Do this: The records below must be transcribed exactly. Do not include the pictures.

Figure dataset records
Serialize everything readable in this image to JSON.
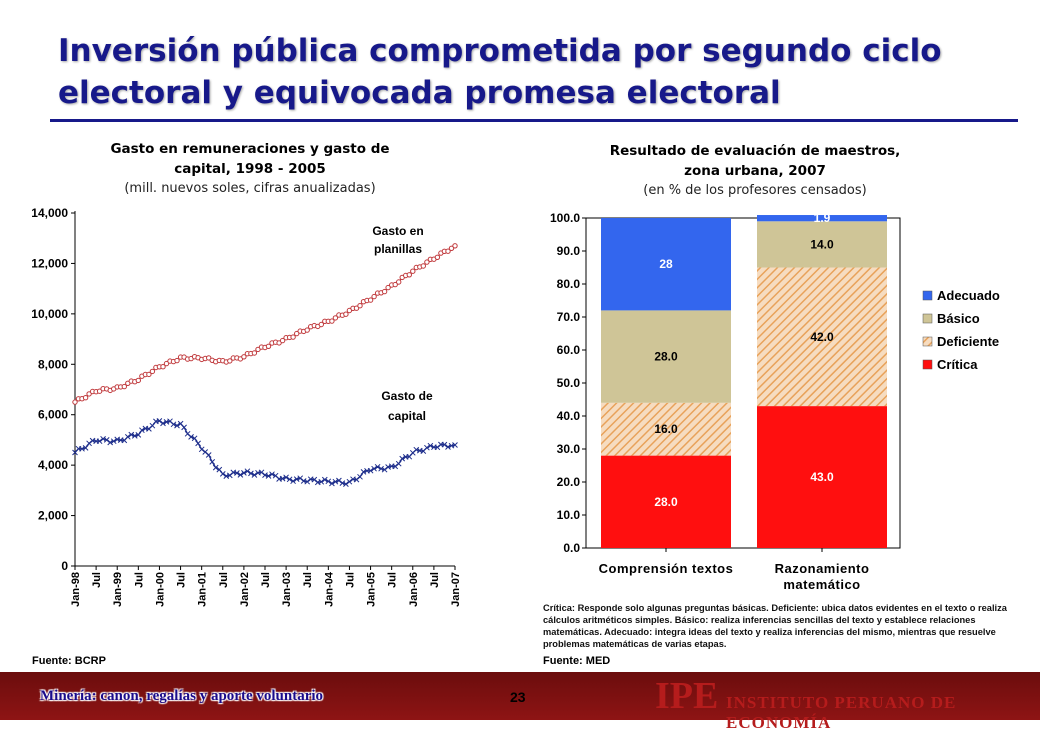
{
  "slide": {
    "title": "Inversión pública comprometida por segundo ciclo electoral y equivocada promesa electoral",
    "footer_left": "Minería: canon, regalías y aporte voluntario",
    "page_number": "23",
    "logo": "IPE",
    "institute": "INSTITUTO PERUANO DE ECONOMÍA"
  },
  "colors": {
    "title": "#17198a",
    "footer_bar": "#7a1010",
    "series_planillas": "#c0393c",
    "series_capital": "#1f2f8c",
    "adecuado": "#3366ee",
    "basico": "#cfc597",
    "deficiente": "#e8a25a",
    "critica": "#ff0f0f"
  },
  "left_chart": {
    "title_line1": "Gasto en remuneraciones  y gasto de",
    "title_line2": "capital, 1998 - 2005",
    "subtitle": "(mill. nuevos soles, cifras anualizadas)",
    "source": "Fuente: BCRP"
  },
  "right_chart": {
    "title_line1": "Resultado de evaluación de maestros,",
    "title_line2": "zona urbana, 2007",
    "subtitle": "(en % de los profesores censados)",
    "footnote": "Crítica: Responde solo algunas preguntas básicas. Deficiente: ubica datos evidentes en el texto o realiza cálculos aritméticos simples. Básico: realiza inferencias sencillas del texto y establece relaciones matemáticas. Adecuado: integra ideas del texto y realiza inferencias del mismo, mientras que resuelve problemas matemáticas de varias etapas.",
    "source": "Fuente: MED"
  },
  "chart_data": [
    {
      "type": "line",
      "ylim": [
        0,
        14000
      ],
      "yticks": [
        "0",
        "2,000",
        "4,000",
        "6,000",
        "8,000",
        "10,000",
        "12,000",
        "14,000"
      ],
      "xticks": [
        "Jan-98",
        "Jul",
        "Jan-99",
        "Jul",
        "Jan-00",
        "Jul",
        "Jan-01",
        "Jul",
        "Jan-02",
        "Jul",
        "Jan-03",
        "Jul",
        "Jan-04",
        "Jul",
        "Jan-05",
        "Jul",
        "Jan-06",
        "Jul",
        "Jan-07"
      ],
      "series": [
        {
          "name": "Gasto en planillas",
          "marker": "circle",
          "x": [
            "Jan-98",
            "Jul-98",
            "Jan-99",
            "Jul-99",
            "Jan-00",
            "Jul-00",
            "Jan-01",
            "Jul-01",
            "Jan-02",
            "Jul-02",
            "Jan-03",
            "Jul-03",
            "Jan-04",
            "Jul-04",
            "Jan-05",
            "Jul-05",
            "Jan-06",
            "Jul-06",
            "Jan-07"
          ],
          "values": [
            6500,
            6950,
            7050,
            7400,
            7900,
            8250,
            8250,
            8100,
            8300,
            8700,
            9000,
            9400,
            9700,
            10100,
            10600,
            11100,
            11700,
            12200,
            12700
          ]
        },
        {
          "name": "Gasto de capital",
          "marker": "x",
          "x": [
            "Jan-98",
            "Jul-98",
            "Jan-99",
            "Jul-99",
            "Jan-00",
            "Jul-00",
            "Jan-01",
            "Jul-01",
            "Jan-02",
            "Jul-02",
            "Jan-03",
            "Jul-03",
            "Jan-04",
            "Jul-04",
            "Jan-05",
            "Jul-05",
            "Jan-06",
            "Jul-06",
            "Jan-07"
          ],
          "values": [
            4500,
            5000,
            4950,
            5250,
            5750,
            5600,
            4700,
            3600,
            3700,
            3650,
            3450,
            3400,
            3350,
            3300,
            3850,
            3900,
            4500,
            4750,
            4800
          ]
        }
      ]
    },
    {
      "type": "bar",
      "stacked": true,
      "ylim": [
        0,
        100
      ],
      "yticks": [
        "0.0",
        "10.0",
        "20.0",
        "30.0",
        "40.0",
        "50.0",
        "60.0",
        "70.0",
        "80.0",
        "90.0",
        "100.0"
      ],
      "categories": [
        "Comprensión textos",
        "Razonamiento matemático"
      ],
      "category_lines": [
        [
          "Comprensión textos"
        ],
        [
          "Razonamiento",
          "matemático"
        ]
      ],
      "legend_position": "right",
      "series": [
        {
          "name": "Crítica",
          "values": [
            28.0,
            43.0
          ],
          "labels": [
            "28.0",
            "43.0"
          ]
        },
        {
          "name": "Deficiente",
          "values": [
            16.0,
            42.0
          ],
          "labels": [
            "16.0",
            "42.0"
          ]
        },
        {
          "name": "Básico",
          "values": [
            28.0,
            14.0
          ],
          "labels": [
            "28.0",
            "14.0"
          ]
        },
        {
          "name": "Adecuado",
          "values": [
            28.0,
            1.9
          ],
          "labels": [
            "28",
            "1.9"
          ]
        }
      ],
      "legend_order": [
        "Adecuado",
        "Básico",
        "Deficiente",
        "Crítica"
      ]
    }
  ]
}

Problem solution:
Serialize everything readable in this image to JSON.
{
  "slide": {
    "title": "Inversión pública comprometida por segundo ciclo electoral y equivocada promesa electoral",
    "footer_left": "Minería: canon, regalías y aporte voluntario",
    "page_number": "23",
    "logo": "IPE",
    "institute": "INSTITUTO PERUANO DE ECONOMÍA"
  },
  "colors": {
    "title": "#17198a",
    "footer_bar": "#7a1010",
    "series_planillas": "#c0393c",
    "series_capital": "#1f2f8c",
    "adecuado": "#3366ee",
    "basico": "#cfc597",
    "deficiente": "#e8a25a",
    "critica": "#ff0f0f"
  },
  "left_chart": {
    "title_line1": "Gasto en remuneraciones  y gasto de",
    "title_line2": "capital, 1998 - 2005",
    "subtitle": "(mill. nuevos soles, cifras anualizadas)",
    "source": "Fuente: BCRP"
  },
  "right_chart": {
    "title_line1": "Resultado de evaluación de maestros,",
    "title_line2": "zona urbana, 2007",
    "subtitle": "(en % de los profesores censados)",
    "footnote": "Crítica: Responde solo algunas preguntas básicas. Deficiente: ubica datos evidentes en el texto o realiza cálculos aritméticos simples. Básico: realiza inferencias sencillas del texto y establece relaciones matemáticas. Adecuado: integra ideas del texto y realiza inferencias del mismo, mientras que resuelve problemas matemáticas de varias etapas.",
    "source": "Fuente: MED"
  },
  "chart_data": [
    {
      "type": "line",
      "ylim": [
        0,
        14000
      ],
      "yticks": [
        "0",
        "2,000",
        "4,000",
        "6,000",
        "8,000",
        "10,000",
        "12,000",
        "14,000"
      ],
      "xticks": [
        "Jan-98",
        "Jul",
        "Jan-99",
        "Jul",
        "Jan-00",
        "Jul",
        "Jan-01",
        "Jul",
        "Jan-02",
        "Jul",
        "Jan-03",
        "Jul",
        "Jan-04",
        "Jul",
        "Jan-05",
        "Jul",
        "Jan-06",
        "Jul",
        "Jan-07"
      ],
      "series": [
        {
          "name": "Gasto en planillas",
          "marker": "circle",
          "x": [
            "Jan-98",
            "Jul-98",
            "Jan-99",
            "Jul-99",
            "Jan-00",
            "Jul-00",
            "Jan-01",
            "Jul-01",
            "Jan-02",
            "Jul-02",
            "Jan-03",
            "Jul-03",
            "Jan-04",
            "Jul-04",
            "Jan-05",
            "Jul-05",
            "Jan-06",
            "Jul-06",
            "Jan-07"
          ],
          "values": [
            6500,
            6950,
            7050,
            7400,
            7900,
            8250,
            8250,
            8100,
            8300,
            8700,
            9000,
            9400,
            9700,
            10100,
            10600,
            11100,
            11700,
            12200,
            12700
          ]
        },
        {
          "name": "Gasto de capital",
          "marker": "x",
          "x": [
            "Jan-98",
            "Jul-98",
            "Jan-99",
            "Jul-99",
            "Jan-00",
            "Jul-00",
            "Jan-01",
            "Jul-01",
            "Jan-02",
            "Jul-02",
            "Jan-03",
            "Jul-03",
            "Jan-04",
            "Jul-04",
            "Jan-05",
            "Jul-05",
            "Jan-06",
            "Jul-06",
            "Jan-07"
          ],
          "values": [
            4500,
            5000,
            4950,
            5250,
            5750,
            5600,
            4700,
            3600,
            3700,
            3650,
            3450,
            3400,
            3350,
            3300,
            3850,
            3900,
            4500,
            4750,
            4800
          ]
        }
      ]
    },
    {
      "type": "bar",
      "stacked": true,
      "ylim": [
        0,
        100
      ],
      "yticks": [
        "0.0",
        "10.0",
        "20.0",
        "30.0",
        "40.0",
        "50.0",
        "60.0",
        "70.0",
        "80.0",
        "90.0",
        "100.0"
      ],
      "categories": [
        "Comprensión textos",
        "Razonamiento matemático"
      ],
      "category_lines": [
        [
          "Comprensión textos"
        ],
        [
          "Razonamiento",
          "matemático"
        ]
      ],
      "legend_position": "right",
      "series": [
        {
          "name": "Crítica",
          "values": [
            28.0,
            43.0
          ],
          "labels": [
            "28.0",
            "43.0"
          ]
        },
        {
          "name": "Deficiente",
          "values": [
            16.0,
            42.0
          ],
          "labels": [
            "16.0",
            "42.0"
          ]
        },
        {
          "name": "Básico",
          "values": [
            28.0,
            14.0
          ],
          "labels": [
            "28.0",
            "14.0"
          ]
        },
        {
          "name": "Adecuado",
          "values": [
            28.0,
            1.9
          ],
          "labels": [
            "28",
            "1.9"
          ]
        }
      ],
      "legend_order": [
        "Adecuado",
        "Básico",
        "Deficiente",
        "Crítica"
      ]
    }
  ]
}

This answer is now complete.